> **EXERCISE**
Reproduce each line of the material exactly, minus any picture.

> **RECORDS PROVIDED**
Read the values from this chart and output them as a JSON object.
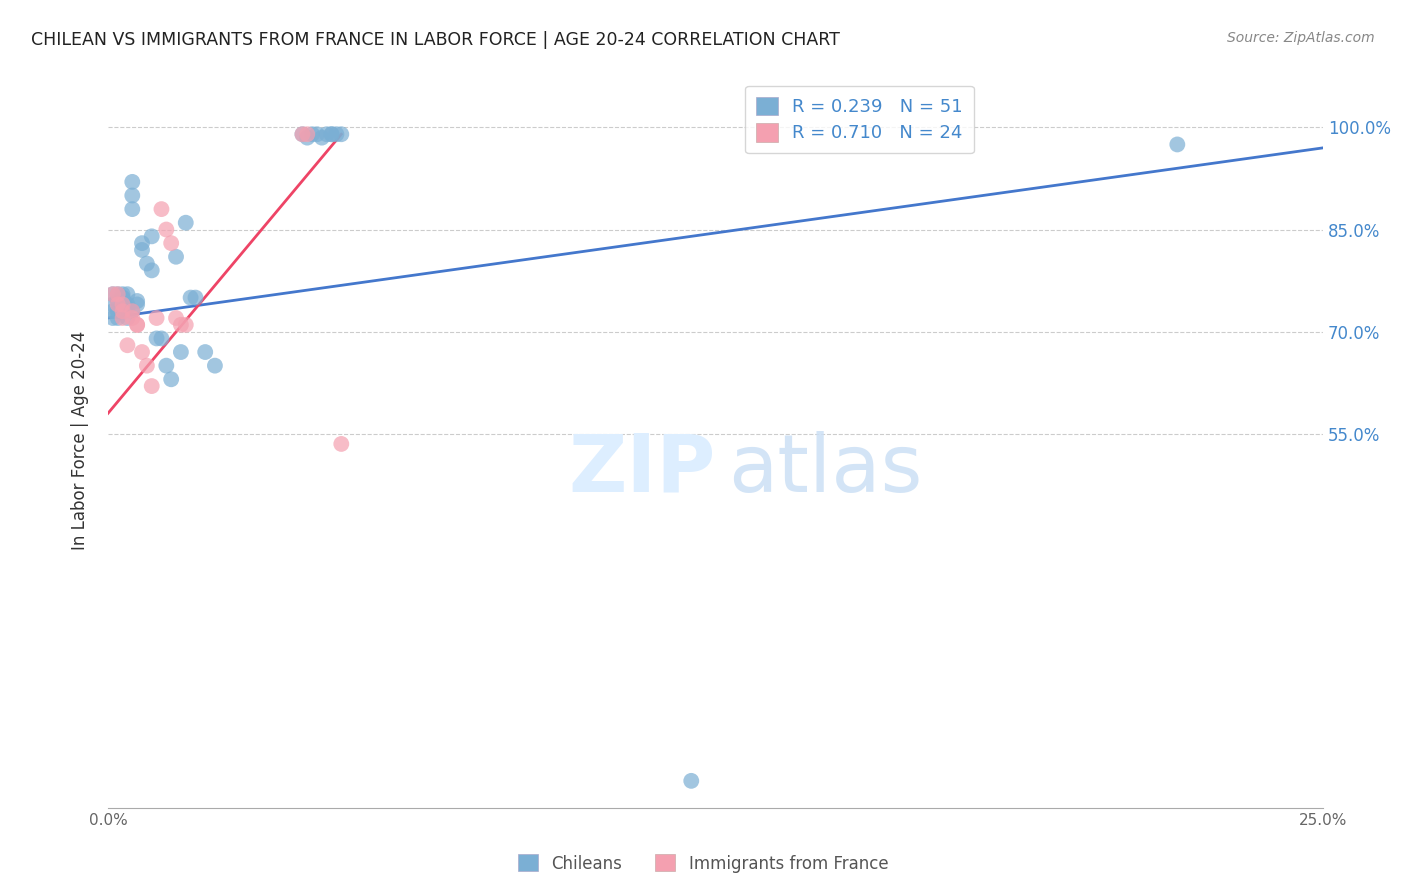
{
  "title": "CHILEAN VS IMMIGRANTS FROM FRANCE IN LABOR FORCE | AGE 20-24 CORRELATION CHART",
  "source": "Source: ZipAtlas.com",
  "ylabel": "In Labor Force | Age 20-24",
  "y_ticks": [
    0.55,
    0.7,
    0.85,
    1.0
  ],
  "y_tick_labels": [
    "55.0%",
    "70.0%",
    "85.0%",
    "100.0%"
  ],
  "x_range": [
    0.0,
    0.25
  ],
  "y_range": [
    0.0,
    1.08
  ],
  "legend_blue_r": "R = 0.239",
  "legend_blue_n": "N = 51",
  "legend_pink_r": "R = 0.710",
  "legend_pink_n": "N = 24",
  "blue_color": "#7BAFD4",
  "pink_color": "#F4A0B0",
  "trendline_blue_color": "#4477CC",
  "trendline_pink_color": "#EE4466",
  "blue_trend_x": [
    0.0,
    0.25
  ],
  "blue_trend_y": [
    0.72,
    0.97
  ],
  "pink_trend_x": [
    0.0,
    0.048
  ],
  "pink_trend_y": [
    0.58,
    0.99
  ],
  "chileans_x": [
    0.001,
    0.001,
    0.001,
    0.001,
    0.002,
    0.002,
    0.002,
    0.002,
    0.003,
    0.003,
    0.003,
    0.003,
    0.003,
    0.004,
    0.004,
    0.004,
    0.004,
    0.005,
    0.005,
    0.005,
    0.005,
    0.006,
    0.006,
    0.007,
    0.007,
    0.008,
    0.009,
    0.009,
    0.01,
    0.011,
    0.012,
    0.013,
    0.014,
    0.015,
    0.016,
    0.017,
    0.018,
    0.02,
    0.022,
    0.04,
    0.041,
    0.042,
    0.043,
    0.044,
    0.045,
    0.046,
    0.046,
    0.047,
    0.048,
    0.12,
    0.22
  ],
  "chileans_y": [
    0.74,
    0.73,
    0.72,
    0.755,
    0.755,
    0.745,
    0.73,
    0.72,
    0.755,
    0.75,
    0.74,
    0.73,
    0.75,
    0.755,
    0.74,
    0.735,
    0.72,
    0.88,
    0.92,
    0.9,
    0.73,
    0.74,
    0.745,
    0.83,
    0.82,
    0.8,
    0.79,
    0.84,
    0.69,
    0.69,
    0.65,
    0.63,
    0.81,
    0.67,
    0.86,
    0.75,
    0.75,
    0.67,
    0.65,
    0.99,
    0.985,
    0.99,
    0.99,
    0.985,
    0.99,
    0.99,
    0.99,
    0.99,
    0.99,
    0.04,
    0.975
  ],
  "france_x": [
    0.001,
    0.002,
    0.002,
    0.003,
    0.003,
    0.003,
    0.004,
    0.005,
    0.005,
    0.006,
    0.006,
    0.007,
    0.008,
    0.009,
    0.01,
    0.011,
    0.012,
    0.013,
    0.014,
    0.015,
    0.016,
    0.04,
    0.041,
    0.048
  ],
  "france_y": [
    0.755,
    0.755,
    0.74,
    0.74,
    0.73,
    0.72,
    0.68,
    0.73,
    0.72,
    0.71,
    0.71,
    0.67,
    0.65,
    0.62,
    0.72,
    0.88,
    0.85,
    0.83,
    0.72,
    0.71,
    0.71,
    0.99,
    0.99,
    0.535
  ]
}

> **SOLUTION FOR THIS PROBLEM**
Read the values from this chart and output them as a JSON object.
{
  "title": "CHILEAN VS IMMIGRANTS FROM FRANCE IN LABOR FORCE | AGE 20-24 CORRELATION CHART",
  "source": "Source: ZipAtlas.com",
  "ylabel": "In Labor Force | Age 20-24",
  "y_ticks": [
    0.55,
    0.7,
    0.85,
    1.0
  ],
  "y_tick_labels": [
    "55.0%",
    "70.0%",
    "85.0%",
    "100.0%"
  ],
  "x_range": [
    0.0,
    0.25
  ],
  "y_range": [
    0.0,
    1.08
  ],
  "legend_blue_r": "R = 0.239",
  "legend_blue_n": "N = 51",
  "legend_pink_r": "R = 0.710",
  "legend_pink_n": "N = 24",
  "blue_color": "#7BAFD4",
  "pink_color": "#F4A0B0",
  "trendline_blue_color": "#4477CC",
  "trendline_pink_color": "#EE4466",
  "blue_trend_x": [
    0.0,
    0.25
  ],
  "blue_trend_y": [
    0.72,
    0.97
  ],
  "pink_trend_x": [
    0.0,
    0.048
  ],
  "pink_trend_y": [
    0.58,
    0.99
  ],
  "chileans_x": [
    0.001,
    0.001,
    0.001,
    0.001,
    0.002,
    0.002,
    0.002,
    0.002,
    0.003,
    0.003,
    0.003,
    0.003,
    0.003,
    0.004,
    0.004,
    0.004,
    0.004,
    0.005,
    0.005,
    0.005,
    0.005,
    0.006,
    0.006,
    0.007,
    0.007,
    0.008,
    0.009,
    0.009,
    0.01,
    0.011,
    0.012,
    0.013,
    0.014,
    0.015,
    0.016,
    0.017,
    0.018,
    0.02,
    0.022,
    0.04,
    0.041,
    0.042,
    0.043,
    0.044,
    0.045,
    0.046,
    0.046,
    0.047,
    0.048,
    0.12,
    0.22
  ],
  "chileans_y": [
    0.74,
    0.73,
    0.72,
    0.755,
    0.755,
    0.745,
    0.73,
    0.72,
    0.755,
    0.75,
    0.74,
    0.73,
    0.75,
    0.755,
    0.74,
    0.735,
    0.72,
    0.88,
    0.92,
    0.9,
    0.73,
    0.74,
    0.745,
    0.83,
    0.82,
    0.8,
    0.79,
    0.84,
    0.69,
    0.69,
    0.65,
    0.63,
    0.81,
    0.67,
    0.86,
    0.75,
    0.75,
    0.67,
    0.65,
    0.99,
    0.985,
    0.99,
    0.99,
    0.985,
    0.99,
    0.99,
    0.99,
    0.99,
    0.99,
    0.04,
    0.975
  ],
  "france_x": [
    0.001,
    0.002,
    0.002,
    0.003,
    0.003,
    0.003,
    0.004,
    0.005,
    0.005,
    0.006,
    0.006,
    0.007,
    0.008,
    0.009,
    0.01,
    0.011,
    0.012,
    0.013,
    0.014,
    0.015,
    0.016,
    0.04,
    0.041,
    0.048
  ],
  "france_y": [
    0.755,
    0.755,
    0.74,
    0.74,
    0.73,
    0.72,
    0.68,
    0.73,
    0.72,
    0.71,
    0.71,
    0.67,
    0.65,
    0.62,
    0.72,
    0.88,
    0.85,
    0.83,
    0.72,
    0.71,
    0.71,
    0.99,
    0.99,
    0.535
  ]
}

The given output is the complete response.